## The request
Write out the records below word for word, please.

[Dataset excerpt]
- - - -

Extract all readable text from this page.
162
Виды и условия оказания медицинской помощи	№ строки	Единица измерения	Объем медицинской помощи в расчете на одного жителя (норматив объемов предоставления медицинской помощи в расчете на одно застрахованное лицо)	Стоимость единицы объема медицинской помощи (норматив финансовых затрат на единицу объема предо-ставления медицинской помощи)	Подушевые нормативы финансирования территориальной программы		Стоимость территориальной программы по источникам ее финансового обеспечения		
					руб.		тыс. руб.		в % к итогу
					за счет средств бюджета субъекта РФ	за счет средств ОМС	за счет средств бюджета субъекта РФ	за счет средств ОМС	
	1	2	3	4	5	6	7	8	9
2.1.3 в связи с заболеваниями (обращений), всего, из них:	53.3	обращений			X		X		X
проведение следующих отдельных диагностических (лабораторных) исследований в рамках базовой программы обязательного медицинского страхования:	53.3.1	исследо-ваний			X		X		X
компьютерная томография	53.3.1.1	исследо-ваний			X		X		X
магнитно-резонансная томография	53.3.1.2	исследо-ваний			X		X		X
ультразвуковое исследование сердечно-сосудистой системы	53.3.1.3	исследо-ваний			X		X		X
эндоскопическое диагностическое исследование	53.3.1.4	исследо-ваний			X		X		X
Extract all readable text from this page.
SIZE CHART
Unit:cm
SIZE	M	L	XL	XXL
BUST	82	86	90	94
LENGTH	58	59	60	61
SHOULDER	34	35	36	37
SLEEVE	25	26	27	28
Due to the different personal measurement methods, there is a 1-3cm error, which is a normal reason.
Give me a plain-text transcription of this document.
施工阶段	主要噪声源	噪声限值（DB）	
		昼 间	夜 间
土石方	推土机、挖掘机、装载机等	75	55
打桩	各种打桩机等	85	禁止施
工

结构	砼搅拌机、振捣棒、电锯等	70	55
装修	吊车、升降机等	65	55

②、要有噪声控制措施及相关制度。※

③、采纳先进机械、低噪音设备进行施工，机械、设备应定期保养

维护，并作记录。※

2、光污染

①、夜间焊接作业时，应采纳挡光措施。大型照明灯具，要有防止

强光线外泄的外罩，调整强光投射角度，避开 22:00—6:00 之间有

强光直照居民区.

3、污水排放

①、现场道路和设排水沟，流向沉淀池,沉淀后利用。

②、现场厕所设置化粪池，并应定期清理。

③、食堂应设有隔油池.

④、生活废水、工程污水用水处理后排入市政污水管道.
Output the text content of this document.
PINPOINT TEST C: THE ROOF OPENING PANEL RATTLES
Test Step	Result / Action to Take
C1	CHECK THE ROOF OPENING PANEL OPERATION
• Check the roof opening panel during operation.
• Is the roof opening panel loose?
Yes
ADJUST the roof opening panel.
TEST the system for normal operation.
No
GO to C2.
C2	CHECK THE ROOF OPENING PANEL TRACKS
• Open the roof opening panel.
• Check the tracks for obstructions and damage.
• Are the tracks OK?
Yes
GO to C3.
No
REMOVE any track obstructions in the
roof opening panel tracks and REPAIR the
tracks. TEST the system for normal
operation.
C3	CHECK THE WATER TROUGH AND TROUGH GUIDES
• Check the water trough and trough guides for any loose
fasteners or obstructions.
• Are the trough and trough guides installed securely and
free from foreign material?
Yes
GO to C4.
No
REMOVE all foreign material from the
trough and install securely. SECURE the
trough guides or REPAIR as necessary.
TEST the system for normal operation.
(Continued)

- - - -

## Complete output
Extract all readable text from this page.
162
Виды и условия оказания медицинской помощи	№ строки	Единица измерения	Объем медицинской помощи в расчете на одного жителя (норматив объемов предоставления медицинской помощи в расчете на одно застрахованное лицо)	Стоимость единицы объема медицинской помощи (норматив финансовых затрат на единицу объема предо-ставления медицинской помощи)	Подушевые нормативы финансирования территориальной программы		Стоимость территориальной программы по источникам ее финансового обеспечения		
					руб.		тыс. руб.		в % к итогу
					за счет средств бюджета субъекта РФ	за счет средств ОМС	за счет средств бюджета субъекта РФ	за счет средств ОМС	
	1	2	3	4	5	6	7	8	9
2.1.3 в связи с заболеваниями (обращений), всего, из них:	53.3	обращений			X		X		X
проведение следующих отдельных диагностических (лабораторных) исследований в рамках базовой программы обязательного медицинского страхования:	53.3.1	исследо-ваний			X		X		X
компьютерная томография	53.3.1.1	исследо-ваний			X		X		X
магнитно-резонансная томография	53.3.1.2	исследо-ваний			X		X		X
ультразвуковое исследование сердечно-сосудистой системы	53.3.1.3	исследо-ваний			X		X		X
эндоскопическое диагностическое исследование	53.3.1.4	исследо-ваний			X		X		X
Extract all readable text from this page.
SIZE CHART
Unit:cm
SIZE	M	L	XL	XXL
BUST	82	86	90	94
LENGTH	58	59	60	61
SHOULDER	34	35	36	37
SLEEVE	25	26	27	28
Due to the different personal measurement methods, there is a 1-3cm error, which is a normal reason.
Give me a plain-text transcription of this document.
施工阶段	主要噪声源	噪声限值（DB）	
		昼 间	夜 间
土石方	推土机、挖掘机、装载机等	75	55
打桩	各种打桩机等	85	禁止施
工

结构	砼搅拌机、振捣棒、电锯等	70	55
装修	吊车、升降机等	65	55

②、要有噪声控制措施及相关制度。※

③、采纳先进机械、低噪音设备进行施工，机械、设备应定期保养

维护，并作记录。※

2、光污染

①、夜间焊接作业时，应采纳挡光措施。大型照明灯具，要有防止

强光线外泄的外罩，调整强光投射角度，避开 22:00—6:00 之间有

强光直照居民区.

3、污水排放

①、现场道路和设排水沟，流向沉淀池,沉淀后利用。

②、现场厕所设置化粪池，并应定期清理。

③、食堂应设有隔油池.

④、生活废水、工程污水用水处理后排入市政污水管道.
Output the text content of this document.
PINPOINT TEST C: THE ROOF OPENING PANEL RATTLES
Test Step	Result / Action to Take
C1	CHECK THE ROOF OPENING PANEL OPERATION
• Check the roof opening panel during operation.
• Is the roof opening panel loose?
Yes
ADJUST the roof opening panel.
TEST the system for normal operation.
No
GO to C2.
C2	CHECK THE ROOF OPENING PANEL TRACKS
• Open the roof opening panel.
• Check the tracks for obstructions and damage.
• Are the tracks OK?
Yes
GO to C3.
No
REMOVE any track obstructions in the
roof opening panel tracks and REPAIR the
tracks. TEST the system for normal
operation.
C3	CHECK THE WATER TROUGH AND TROUGH GUIDES
• Check the water trough and trough guides for any loose
fasteners or obstructions.
• Are the trough and trough guides installed securely and
free from foreign material?
Yes
GO to C4.
No
REMOVE all foreign material from the
trough and install securely. SECURE the
trough guides or REPAIR as necessary.
TEST the system for normal operation.
(Continued)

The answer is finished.